Work instructions – The records below need retyping in full; give them again exactly.

Dataset excerpt:

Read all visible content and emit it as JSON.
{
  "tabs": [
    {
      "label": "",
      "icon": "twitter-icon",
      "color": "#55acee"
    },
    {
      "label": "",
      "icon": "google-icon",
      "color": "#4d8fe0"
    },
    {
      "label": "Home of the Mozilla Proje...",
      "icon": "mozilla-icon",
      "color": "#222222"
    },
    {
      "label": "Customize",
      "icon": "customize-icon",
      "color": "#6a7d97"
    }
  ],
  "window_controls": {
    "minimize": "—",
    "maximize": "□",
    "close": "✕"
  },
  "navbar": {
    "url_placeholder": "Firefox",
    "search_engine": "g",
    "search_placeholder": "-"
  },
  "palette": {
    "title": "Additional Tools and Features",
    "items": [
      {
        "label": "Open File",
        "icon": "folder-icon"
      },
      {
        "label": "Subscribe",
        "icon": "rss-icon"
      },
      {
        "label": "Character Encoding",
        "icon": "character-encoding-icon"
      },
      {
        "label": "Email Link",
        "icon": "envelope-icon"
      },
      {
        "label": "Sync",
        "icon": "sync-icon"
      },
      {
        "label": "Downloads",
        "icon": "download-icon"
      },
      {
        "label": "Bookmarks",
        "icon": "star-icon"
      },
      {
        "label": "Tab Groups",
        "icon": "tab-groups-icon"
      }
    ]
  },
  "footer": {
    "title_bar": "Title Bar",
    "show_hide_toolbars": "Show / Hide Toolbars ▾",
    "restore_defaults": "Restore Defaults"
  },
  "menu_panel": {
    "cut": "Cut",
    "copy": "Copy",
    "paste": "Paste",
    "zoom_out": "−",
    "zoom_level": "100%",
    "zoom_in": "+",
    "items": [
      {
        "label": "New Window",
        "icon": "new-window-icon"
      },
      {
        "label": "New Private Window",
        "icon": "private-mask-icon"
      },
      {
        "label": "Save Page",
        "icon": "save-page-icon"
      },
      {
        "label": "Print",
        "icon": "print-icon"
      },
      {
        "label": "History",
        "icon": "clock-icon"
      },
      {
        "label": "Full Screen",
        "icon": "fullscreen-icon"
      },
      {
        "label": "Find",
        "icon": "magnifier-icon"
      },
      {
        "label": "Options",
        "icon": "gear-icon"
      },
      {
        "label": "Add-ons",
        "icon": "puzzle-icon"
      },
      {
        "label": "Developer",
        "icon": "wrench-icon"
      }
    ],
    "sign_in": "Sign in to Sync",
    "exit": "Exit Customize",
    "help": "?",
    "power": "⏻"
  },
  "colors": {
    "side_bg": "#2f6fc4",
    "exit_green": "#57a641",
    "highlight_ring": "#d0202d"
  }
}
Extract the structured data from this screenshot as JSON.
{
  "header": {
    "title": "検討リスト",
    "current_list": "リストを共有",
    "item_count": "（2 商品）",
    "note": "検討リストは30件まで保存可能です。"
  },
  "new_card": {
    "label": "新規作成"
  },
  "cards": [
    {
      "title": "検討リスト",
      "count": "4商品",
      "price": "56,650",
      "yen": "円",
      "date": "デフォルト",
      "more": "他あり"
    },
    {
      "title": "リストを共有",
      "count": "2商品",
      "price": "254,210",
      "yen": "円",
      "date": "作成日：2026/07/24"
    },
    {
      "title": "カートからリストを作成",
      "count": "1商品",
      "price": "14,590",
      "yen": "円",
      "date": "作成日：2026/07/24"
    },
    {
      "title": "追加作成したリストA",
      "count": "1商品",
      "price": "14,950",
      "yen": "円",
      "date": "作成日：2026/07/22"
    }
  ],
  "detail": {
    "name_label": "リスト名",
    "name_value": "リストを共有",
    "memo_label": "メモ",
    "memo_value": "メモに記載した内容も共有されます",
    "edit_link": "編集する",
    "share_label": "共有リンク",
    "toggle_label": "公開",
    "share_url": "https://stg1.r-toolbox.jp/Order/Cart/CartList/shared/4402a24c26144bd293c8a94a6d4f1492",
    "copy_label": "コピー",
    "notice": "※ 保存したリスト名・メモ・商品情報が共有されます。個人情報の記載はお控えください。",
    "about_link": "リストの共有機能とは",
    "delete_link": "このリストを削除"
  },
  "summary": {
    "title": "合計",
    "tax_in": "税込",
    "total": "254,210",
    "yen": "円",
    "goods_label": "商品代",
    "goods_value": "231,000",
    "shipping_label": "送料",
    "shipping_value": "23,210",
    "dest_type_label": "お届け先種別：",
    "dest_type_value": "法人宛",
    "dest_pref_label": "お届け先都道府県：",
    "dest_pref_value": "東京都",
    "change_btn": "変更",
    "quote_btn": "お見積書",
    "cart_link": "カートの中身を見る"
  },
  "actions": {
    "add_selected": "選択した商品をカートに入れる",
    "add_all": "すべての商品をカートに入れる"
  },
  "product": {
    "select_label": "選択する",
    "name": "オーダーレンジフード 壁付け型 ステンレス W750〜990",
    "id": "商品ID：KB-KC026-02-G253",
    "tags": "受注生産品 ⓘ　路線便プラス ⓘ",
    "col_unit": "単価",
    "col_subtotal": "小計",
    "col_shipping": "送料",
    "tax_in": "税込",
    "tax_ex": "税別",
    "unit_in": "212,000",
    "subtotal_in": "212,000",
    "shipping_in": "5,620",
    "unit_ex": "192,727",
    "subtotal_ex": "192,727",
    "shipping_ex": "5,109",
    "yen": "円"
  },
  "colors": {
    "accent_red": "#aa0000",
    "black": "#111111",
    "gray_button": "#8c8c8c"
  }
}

Answer below –
Read all visible content and emit it as JSON.
{
  "tabs": [
    {
      "label": "",
      "icon": "twitter-icon",
      "color": "#55acee"
    },
    {
      "label": "",
      "icon": "google-icon",
      "color": "#4d8fe0"
    },
    {
      "label": "Home of the Mozilla Proje...",
      "icon": "mozilla-icon",
      "color": "#222222"
    },
    {
      "label": "Customize",
      "icon": "customize-icon",
      "color": "#6a7d97"
    }
  ],
  "window_controls": {
    "minimize": "—",
    "maximize": "□",
    "close": "✕"
  },
  "navbar": {
    "url_placeholder": "Firefox",
    "search_engine": "g",
    "search_placeholder": "-"
  },
  "palette": {
    "title": "Additional Tools and Features",
    "items": [
      {
        "label": "Open File",
        "icon": "folder-icon"
      },
      {
        "label": "Subscribe",
        "icon": "rss-icon"
      },
      {
        "label": "Character Encoding",
        "icon": "character-encoding-icon"
      },
      {
        "label": "Email Link",
        "icon": "envelope-icon"
      },
      {
        "label": "Sync",
        "icon": "sync-icon"
      },
      {
        "label": "Downloads",
        "icon": "download-icon"
      },
      {
        "label": "Bookmarks",
        "icon": "star-icon"
      },
      {
        "label": "Tab Groups",
        "icon": "tab-groups-icon"
      }
    ]
  },
  "footer": {
    "title_bar": "Title Bar",
    "show_hide_toolbars": "Show / Hide Toolbars ▾",
    "restore_defaults": "Restore Defaults"
  },
  "menu_panel": {
    "cut": "Cut",
    "copy": "Copy",
    "paste": "Paste",
    "zoom_out": "−",
    "zoom_level": "100%",
    "zoom_in": "+",
    "items": [
      {
        "label": "New Window",
        "icon": "new-window-icon"
      },
      {
        "label": "New Private Window",
        "icon": "private-mask-icon"
      },
      {
        "label": "Save Page",
        "icon": "save-page-icon"
      },
      {
        "label": "Print",
        "icon": "print-icon"
      },
      {
        "label": "History",
        "icon": "clock-icon"
      },
      {
        "label": "Full Screen",
        "icon": "fullscreen-icon"
      },
      {
        "label": "Find",
        "icon": "magnifier-icon"
      },
      {
        "label": "Options",
        "icon": "gear-icon"
      },
      {
        "label": "Add-ons",
        "icon": "puzzle-icon"
      },
      {
        "label": "Developer",
        "icon": "wrench-icon"
      }
    ],
    "sign_in": "Sign in to Sync",
    "exit": "Exit Customize",
    "help": "?",
    "power": "⏻"
  },
  "colors": {
    "side_bg": "#2f6fc4",
    "exit_green": "#57a641",
    "highlight_ring": "#d0202d"
  }
}
Extract the structured data from this screenshot as JSON.
{
  "header": {
    "title": "検討リスト",
    "current_list": "リストを共有",
    "item_count": "（2 商品）",
    "note": "検討リストは30件まで保存可能です。"
  },
  "new_card": {
    "label": "新規作成"
  },
  "cards": [
    {
      "title": "検討リスト",
      "count": "4商品",
      "price": "56,650",
      "yen": "円",
      "date": "デフォルト",
      "more": "他あり"
    },
    {
      "title": "リストを共有",
      "count": "2商品",
      "price": "254,210",
      "yen": "円",
      "date": "作成日：2026/07/24"
    },
    {
      "title": "カートからリストを作成",
      "count": "1商品",
      "price": "14,590",
      "yen": "円",
      "date": "作成日：2026/07/24"
    },
    {
      "title": "追加作成したリストA",
      "count": "1商品",
      "price": "14,950",
      "yen": "円",
      "date": "作成日：2026/07/22"
    }
  ],
  "detail": {
    "name_label": "リスト名",
    "name_value": "リストを共有",
    "memo_label": "メモ",
    "memo_value": "メモに記載した内容も共有されます",
    "edit_link": "編集する",
    "share_label": "共有リンク",
    "toggle_label": "公開",
    "share_url": "https://stg1.r-toolbox.jp/Order/Cart/CartList/shared/4402a24c26144bd293c8a94a6d4f1492",
    "copy_label": "コピー",
    "notice": "※ 保存したリスト名・メモ・商品情報が共有されます。個人情報の記載はお控えください。",
    "about_link": "リストの共有機能とは",
    "delete_link": "このリストを削除"
  },
  "summary": {
    "title": "合計",
    "tax_in": "税込",
    "total": "254,210",
    "yen": "円",
    "goods_label": "商品代",
    "goods_value": "231,000",
    "shipping_label": "送料",
    "shipping_value": "23,210",
    "dest_type_label": "お届け先種別：",
    "dest_type_value": "法人宛",
    "dest_pref_label": "お届け先都道府県：",
    "dest_pref_value": "東京都",
    "change_btn": "変更",
    "quote_btn": "お見積書",
    "cart_link": "カートの中身を見る"
  },
  "actions": {
    "add_selected": "選択した商品をカートに入れる",
    "add_all": "すべての商品をカートに入れる"
  },
  "product": {
    "select_label": "選択する",
    "name": "オーダーレンジフード 壁付け型 ステンレス W750〜990",
    "id": "商品ID：KB-KC026-02-G253",
    "tags": "受注生産品 ⓘ　路線便プラス ⓘ",
    "col_unit": "単価",
    "col_subtotal": "小計",
    "col_shipping": "送料",
    "tax_in": "税込",
    "tax_ex": "税別",
    "unit_in": "212,000",
    "subtotal_in": "212,000",
    "shipping_in": "5,620",
    "unit_ex": "192,727",
    "subtotal_ex": "192,727",
    "shipping_ex": "5,109",
    "yen": "円"
  },
  "colors": {
    "accent_red": "#aa0000",
    "black": "#111111",
    "gray_button": "#8c8c8c"
  }
}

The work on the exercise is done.